-------- DATA SHOWN --------

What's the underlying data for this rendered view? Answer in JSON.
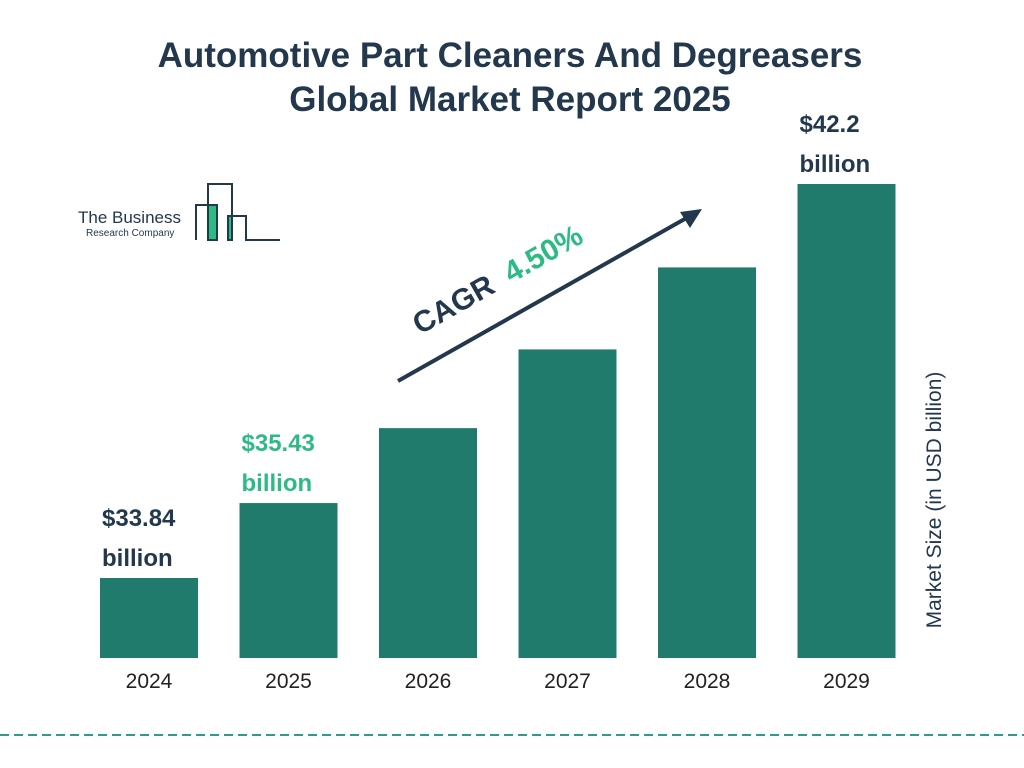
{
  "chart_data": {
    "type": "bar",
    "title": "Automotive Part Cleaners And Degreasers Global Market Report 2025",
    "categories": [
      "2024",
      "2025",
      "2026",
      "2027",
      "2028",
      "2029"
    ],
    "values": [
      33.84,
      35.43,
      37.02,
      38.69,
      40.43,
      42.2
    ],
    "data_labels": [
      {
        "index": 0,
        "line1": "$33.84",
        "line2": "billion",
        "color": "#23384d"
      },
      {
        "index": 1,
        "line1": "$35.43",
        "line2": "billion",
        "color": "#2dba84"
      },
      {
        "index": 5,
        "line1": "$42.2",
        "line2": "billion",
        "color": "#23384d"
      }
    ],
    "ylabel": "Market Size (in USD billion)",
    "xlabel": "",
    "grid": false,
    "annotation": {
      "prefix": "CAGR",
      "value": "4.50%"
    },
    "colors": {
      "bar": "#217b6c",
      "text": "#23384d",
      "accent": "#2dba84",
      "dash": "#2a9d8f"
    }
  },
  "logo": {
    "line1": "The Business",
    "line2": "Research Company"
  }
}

--------

* _WORK TO COMPLETE_: Write out the listing above exactly as it stands, pictures excluded.

* _WRITTEN RESPONSE_:
What's the underlying data for this rendered view? Answer in JSON.
{
  "chart_data": {
    "type": "bar",
    "title": "Automotive Part Cleaners And Degreasers Global Market Report 2025",
    "categories": [
      "2024",
      "2025",
      "2026",
      "2027",
      "2028",
      "2029"
    ],
    "values": [
      33.84,
      35.43,
      37.02,
      38.69,
      40.43,
      42.2
    ],
    "data_labels": [
      {
        "index": 0,
        "line1": "$33.84",
        "line2": "billion",
        "color": "#23384d"
      },
      {
        "index": 1,
        "line1": "$35.43",
        "line2": "billion",
        "color": "#2dba84"
      },
      {
        "index": 5,
        "line1": "$42.2",
        "line2": "billion",
        "color": "#23384d"
      }
    ],
    "ylabel": "Market Size (in USD billion)",
    "xlabel": "",
    "grid": false,
    "annotation": {
      "prefix": "CAGR",
      "value": "4.50%"
    },
    "colors": {
      "bar": "#217b6c",
      "text": "#23384d",
      "accent": "#2dba84",
      "dash": "#2a9d8f"
    }
  },
  "logo": {
    "line1": "The Business",
    "line2": "Research Company"
  }
}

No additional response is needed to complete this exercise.